• **TASK INSTRUCTIONS**:
Reproduce exactly the lines from the one containing "Convert this document image to plain text." through the last line of the records below, both included, and nothing else.
— START OF DATA FOR THIS EXERCISE —
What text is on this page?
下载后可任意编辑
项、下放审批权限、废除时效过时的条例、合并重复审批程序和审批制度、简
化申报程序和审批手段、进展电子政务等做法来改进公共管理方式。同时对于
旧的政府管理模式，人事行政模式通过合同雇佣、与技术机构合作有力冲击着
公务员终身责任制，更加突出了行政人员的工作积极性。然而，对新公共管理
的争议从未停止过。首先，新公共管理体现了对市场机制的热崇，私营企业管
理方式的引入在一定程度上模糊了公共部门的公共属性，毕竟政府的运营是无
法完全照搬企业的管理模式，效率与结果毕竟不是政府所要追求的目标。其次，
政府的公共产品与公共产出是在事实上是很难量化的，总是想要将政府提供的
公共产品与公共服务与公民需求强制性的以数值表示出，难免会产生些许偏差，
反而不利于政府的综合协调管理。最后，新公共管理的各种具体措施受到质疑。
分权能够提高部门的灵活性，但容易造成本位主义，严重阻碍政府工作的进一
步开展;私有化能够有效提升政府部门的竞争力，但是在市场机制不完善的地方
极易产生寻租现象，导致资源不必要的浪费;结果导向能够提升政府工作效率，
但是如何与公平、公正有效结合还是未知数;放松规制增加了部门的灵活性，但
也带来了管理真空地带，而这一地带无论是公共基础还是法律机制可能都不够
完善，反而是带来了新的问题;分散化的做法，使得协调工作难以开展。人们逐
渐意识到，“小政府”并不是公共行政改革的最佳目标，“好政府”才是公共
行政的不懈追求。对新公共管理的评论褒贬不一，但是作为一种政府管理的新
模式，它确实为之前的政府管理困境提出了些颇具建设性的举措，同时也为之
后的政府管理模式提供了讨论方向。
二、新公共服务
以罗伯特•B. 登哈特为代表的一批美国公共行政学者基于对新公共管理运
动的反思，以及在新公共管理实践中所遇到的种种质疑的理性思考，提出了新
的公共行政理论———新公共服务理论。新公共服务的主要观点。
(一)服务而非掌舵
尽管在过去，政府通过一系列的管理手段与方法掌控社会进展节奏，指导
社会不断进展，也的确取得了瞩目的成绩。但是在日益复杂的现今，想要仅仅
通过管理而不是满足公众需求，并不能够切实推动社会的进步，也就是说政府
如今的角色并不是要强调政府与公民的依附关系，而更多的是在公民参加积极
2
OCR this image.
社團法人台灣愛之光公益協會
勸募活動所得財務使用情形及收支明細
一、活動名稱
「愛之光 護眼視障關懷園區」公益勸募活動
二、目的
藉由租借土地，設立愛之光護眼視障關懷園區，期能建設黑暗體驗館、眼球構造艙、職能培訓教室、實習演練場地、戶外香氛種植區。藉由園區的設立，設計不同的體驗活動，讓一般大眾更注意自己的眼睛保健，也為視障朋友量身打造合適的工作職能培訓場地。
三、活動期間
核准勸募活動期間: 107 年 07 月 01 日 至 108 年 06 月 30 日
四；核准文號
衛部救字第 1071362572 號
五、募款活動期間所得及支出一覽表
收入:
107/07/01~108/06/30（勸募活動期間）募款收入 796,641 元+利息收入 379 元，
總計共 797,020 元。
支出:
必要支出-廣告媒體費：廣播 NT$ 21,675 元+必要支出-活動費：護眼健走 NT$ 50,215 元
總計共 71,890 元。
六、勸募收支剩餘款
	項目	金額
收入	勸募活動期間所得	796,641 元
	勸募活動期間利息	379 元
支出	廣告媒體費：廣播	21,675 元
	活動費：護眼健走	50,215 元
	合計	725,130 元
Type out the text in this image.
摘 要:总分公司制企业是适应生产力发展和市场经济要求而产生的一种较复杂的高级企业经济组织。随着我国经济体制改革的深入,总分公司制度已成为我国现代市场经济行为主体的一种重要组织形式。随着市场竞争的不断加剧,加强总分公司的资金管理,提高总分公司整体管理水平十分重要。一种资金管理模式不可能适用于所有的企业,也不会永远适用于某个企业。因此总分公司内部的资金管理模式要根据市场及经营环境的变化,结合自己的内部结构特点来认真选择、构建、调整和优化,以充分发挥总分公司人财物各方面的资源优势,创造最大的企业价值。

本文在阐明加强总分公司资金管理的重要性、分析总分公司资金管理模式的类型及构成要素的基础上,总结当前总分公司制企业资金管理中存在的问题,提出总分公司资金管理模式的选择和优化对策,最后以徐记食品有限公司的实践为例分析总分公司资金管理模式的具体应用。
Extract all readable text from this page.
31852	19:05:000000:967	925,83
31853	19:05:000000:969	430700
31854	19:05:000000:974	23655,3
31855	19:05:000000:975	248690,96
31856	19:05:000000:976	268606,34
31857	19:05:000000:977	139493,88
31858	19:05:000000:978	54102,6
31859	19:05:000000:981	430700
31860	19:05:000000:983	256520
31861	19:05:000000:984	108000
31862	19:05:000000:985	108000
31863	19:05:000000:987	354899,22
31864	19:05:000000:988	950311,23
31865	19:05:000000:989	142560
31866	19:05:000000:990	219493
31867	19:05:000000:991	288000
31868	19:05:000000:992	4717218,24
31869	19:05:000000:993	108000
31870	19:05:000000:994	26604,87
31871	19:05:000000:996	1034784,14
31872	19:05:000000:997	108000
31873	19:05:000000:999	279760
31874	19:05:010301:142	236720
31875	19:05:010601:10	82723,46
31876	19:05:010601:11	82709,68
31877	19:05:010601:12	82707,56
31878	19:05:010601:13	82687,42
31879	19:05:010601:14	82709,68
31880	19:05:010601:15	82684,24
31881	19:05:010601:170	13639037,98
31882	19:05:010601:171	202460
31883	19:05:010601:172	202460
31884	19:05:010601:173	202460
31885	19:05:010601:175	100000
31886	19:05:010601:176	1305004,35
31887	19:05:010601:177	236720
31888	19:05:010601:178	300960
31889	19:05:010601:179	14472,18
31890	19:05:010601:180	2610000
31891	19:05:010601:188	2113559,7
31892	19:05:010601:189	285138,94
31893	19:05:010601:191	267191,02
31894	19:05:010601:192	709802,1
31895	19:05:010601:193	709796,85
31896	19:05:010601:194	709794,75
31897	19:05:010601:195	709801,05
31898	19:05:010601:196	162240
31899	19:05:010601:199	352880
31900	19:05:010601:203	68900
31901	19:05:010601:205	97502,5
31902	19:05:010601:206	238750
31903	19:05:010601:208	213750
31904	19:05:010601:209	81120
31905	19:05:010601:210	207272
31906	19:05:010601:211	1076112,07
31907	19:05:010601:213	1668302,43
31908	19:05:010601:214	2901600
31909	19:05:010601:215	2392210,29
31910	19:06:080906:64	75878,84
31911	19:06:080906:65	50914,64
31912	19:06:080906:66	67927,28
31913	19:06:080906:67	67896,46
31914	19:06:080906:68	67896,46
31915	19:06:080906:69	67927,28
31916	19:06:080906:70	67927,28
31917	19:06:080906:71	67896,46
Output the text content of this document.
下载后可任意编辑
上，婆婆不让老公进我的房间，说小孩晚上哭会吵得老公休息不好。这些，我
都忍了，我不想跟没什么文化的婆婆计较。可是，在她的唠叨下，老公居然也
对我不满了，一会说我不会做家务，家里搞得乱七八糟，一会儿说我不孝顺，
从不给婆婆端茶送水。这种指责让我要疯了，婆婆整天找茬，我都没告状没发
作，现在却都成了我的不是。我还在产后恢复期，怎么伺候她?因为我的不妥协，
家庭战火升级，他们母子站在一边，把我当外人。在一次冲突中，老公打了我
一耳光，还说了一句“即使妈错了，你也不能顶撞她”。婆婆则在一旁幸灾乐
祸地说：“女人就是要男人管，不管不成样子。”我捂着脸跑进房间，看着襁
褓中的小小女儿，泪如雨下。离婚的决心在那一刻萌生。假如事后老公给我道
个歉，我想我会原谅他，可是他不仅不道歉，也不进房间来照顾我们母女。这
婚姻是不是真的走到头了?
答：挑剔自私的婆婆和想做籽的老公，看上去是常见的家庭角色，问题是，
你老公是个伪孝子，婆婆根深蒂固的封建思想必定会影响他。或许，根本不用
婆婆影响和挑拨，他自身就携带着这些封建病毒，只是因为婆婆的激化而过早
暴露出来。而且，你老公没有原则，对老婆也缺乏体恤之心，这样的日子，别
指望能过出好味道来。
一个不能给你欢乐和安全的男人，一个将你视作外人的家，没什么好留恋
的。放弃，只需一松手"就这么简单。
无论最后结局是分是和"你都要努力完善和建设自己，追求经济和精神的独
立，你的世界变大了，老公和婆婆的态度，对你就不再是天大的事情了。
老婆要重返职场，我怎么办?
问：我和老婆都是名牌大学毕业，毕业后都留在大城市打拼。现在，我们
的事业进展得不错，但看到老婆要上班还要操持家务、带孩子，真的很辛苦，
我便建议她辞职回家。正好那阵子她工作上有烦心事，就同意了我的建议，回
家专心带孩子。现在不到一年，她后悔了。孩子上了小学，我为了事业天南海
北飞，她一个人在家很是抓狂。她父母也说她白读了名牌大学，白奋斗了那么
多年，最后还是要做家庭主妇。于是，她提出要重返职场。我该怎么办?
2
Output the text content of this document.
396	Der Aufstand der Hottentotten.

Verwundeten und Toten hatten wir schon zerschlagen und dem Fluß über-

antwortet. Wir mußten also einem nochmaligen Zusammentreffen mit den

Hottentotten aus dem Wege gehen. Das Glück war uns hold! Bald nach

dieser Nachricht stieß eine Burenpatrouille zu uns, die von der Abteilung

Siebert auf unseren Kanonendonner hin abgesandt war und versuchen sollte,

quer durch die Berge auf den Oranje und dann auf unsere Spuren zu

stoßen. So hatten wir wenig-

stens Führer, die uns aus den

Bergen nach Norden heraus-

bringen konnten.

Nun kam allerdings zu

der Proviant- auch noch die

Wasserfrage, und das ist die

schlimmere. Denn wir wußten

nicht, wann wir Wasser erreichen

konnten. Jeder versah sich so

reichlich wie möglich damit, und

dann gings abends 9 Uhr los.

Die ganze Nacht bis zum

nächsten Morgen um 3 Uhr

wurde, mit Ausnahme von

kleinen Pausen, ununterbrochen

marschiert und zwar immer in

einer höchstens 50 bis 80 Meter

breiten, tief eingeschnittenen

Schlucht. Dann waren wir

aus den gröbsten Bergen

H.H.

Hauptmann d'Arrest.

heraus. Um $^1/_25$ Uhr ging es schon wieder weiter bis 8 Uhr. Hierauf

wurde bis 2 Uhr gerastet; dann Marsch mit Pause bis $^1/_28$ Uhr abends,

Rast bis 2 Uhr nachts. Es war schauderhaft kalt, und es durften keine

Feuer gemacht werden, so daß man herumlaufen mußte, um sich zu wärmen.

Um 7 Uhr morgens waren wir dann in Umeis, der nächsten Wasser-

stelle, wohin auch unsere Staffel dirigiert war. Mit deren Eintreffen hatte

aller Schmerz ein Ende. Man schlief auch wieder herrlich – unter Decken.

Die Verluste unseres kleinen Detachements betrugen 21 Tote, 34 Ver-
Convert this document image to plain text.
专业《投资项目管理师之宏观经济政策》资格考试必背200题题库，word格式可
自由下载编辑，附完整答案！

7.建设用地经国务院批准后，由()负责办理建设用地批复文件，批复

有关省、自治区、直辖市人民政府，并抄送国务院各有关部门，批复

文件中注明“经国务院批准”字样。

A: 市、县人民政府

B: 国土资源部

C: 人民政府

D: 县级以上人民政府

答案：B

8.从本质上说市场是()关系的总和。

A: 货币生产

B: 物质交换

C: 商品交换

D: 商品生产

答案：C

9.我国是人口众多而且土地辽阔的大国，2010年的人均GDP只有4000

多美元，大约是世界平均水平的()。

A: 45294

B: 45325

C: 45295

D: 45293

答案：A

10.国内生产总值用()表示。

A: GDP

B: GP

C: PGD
— END OF DATA FOR THIS EXERCISE —
• **ANSWER TO THIS EXERCISE**:
Convert this document image to plain text.
专业《投资项目管理师之宏观经济政策》资格考试必背200题题库，word格式可
自由下载编辑，附完整答案！

7.建设用地经国务院批准后，由()负责办理建设用地批复文件，批复

有关省、自治区、直辖市人民政府，并抄送国务院各有关部门，批复

文件中注明“经国务院批准”字样。

A: 市、县人民政府

B: 国土资源部

C: 人民政府

D: 县级以上人民政府

答案：B

8.从本质上说市场是()关系的总和。

A: 货币生产

B: 物质交换

C: 商品交换

D: 商品生产

答案：C

9.我国是人口众多而且土地辽阔的大国，2010年的人均GDP只有4000

多美元，大约是世界平均水平的()。

A: 45294

B: 45325

C: 45295

D: 45293

答案：A

10.国内生产总值用()表示。

A: GDP

B: GP

C: PGD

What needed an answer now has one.